Stored items
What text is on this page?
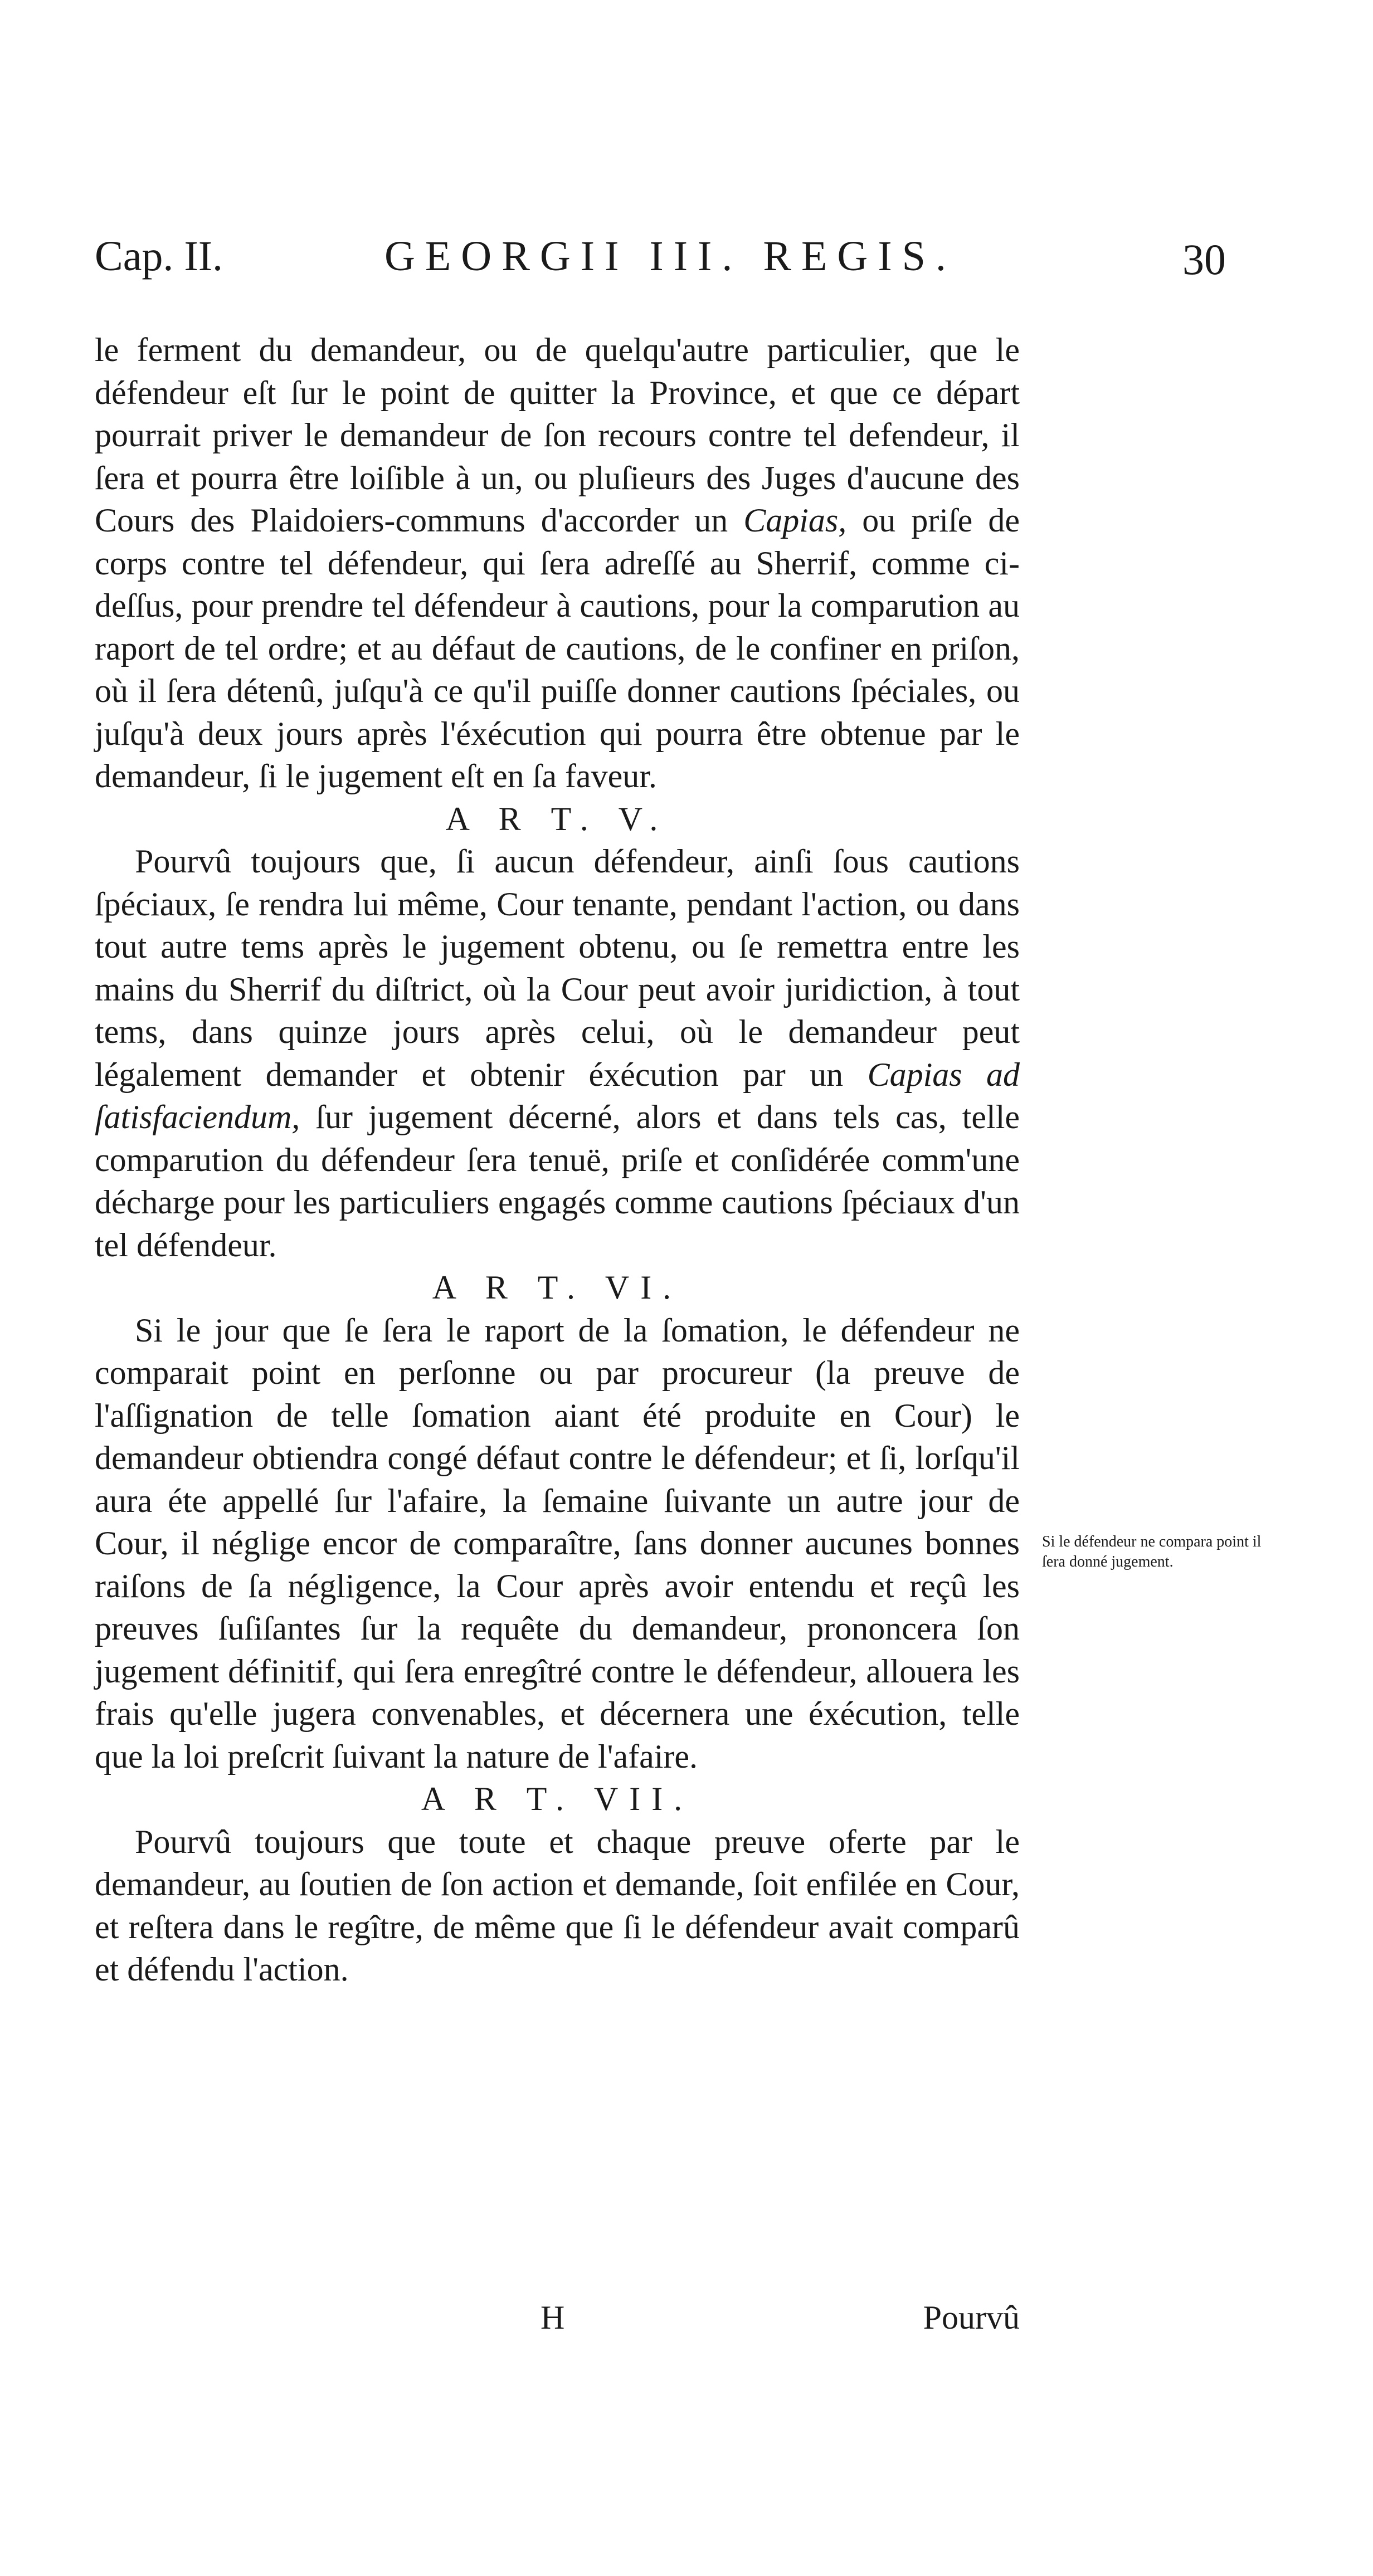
Cap. II.	GEORGII III. REGIS.	30

le ferment du demandeur, ou de quelqu'autre particulier, que le défendeur eſt ſur le point de quitter la Province, et que ce départ pourrait priver le demandeur de ſon recours contre tel defendeur, il ſera et pourra être loiſible à un, ou pluſieurs des Juges d'aucune des Cours des Plaidoiers-communs d'accorder un Capias, ou priſe de corps contre tel défendeur, qui ſera adreſſé au Sherrif, comme ci-deſſus, pour prendre tel défendeur à cautions, pour la comparution au raport de tel ordre; et au défaut de cautions, de le confiner en priſon, où il ſera détenû, juſqu'à ce qu'il puiſſe donner cautions ſpéciales, ou juſqu'à deux jours après l'éxécution qui pourra être obtenue par le demandeur, ſi le jugement eſt en ſa faveur.

A R T. V.

Pourvû toujours que, ſi aucun défendeur, ainſi ſous cautions ſpéciaux, ſe rendra lui même, Cour tenante, pendant l'action, ou dans tout autre tems après le jugement obtenu, ou ſe remettra entre les mains du Sherrif du diſtrict, où la Cour peut avoir juridiction, à tout tems, dans quinze jours après celui, où le demandeur peut légalement demander et obtenir éxécution par un Capias ad ſatisfaciendum, ſur jugement décerné, alors et dans tels cas, telle comparution du défendeur ſera tenuë, priſe et conſidérée comm'une décharge pour les particuliers engagés comme cautions ſpéciaux d'un tel défendeur.

A R T. VI.

Si le jour que ſe ſera le raport de la ſomation, le défendeur ne comparait point en perſonne ou par procureur (la preuve de l'aſſignation de telle ſomation aiant été produite en Cour) le demandeur obtiendra congé défaut contre le défendeur; et ſi, lorſqu'il aura éte appellé ſur l'afaire, la ſemaine ſuivante un autre jour de Cour, il néglige encor de comparaître, ſans donner aucunes bonnes raiſons de ſa négligence, la Cour après avoir entendu et reçû les preuves ſuſiſantes ſur la requête du demandeur, prononcera ſon jugement définitif, qui ſera enregîtré contre le défendeur, allouera les frais qu'elle jugera convenables, et décernera une éxécution, telle que la loi preſcrit ſuivant la nature de l'afaire.

A R T. VII.

Pourvû toujours que toute et chaque preuve oferte par le demandeur, au ſoutien de ſon action et demande, ſoit enfilée en Cour, et reſtera dans le regître, de même que ſi le défendeur avait comparû et défendu l'action.

Si le défendeur ne compara point il ſera donné jugement.
H	Pourvû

**Short exercise**
Track down every line of the material containing the string "action", and copy it.

**Answer to this problem**
Pourvû toujours que, ſi aucun défendeur, ainſi ſous cautions ſpéciaux, ſe rendra lui même, Cour tenante, pendant l'action, ou dans tout autre tems après le jugement obtenu, ou ſe remettra entre les mains du Sherrif du diſtrict, où la Cour peut avoir juridiction, à tout tems, dans quinze jours après celui, où le demandeur peut légalement demander et obtenir éxécution par un Capias ad ſatisfaciendum, ſur jugement décerné, alors et dans tels cas, telle comparution du défendeur ſera tenuë, priſe et conſidérée comm'une décharge pour les particuliers engagés comme cautions ſpéciaux d'un tel défendeur.
Pourvû toujours que toute et chaque preuve oferte par le demandeur, au ſoutien de ſon action et demande, ſoit enfilée en Cour, et reſtera dans le regître, de même que ſi le défendeur avait comparû et défendu l'action.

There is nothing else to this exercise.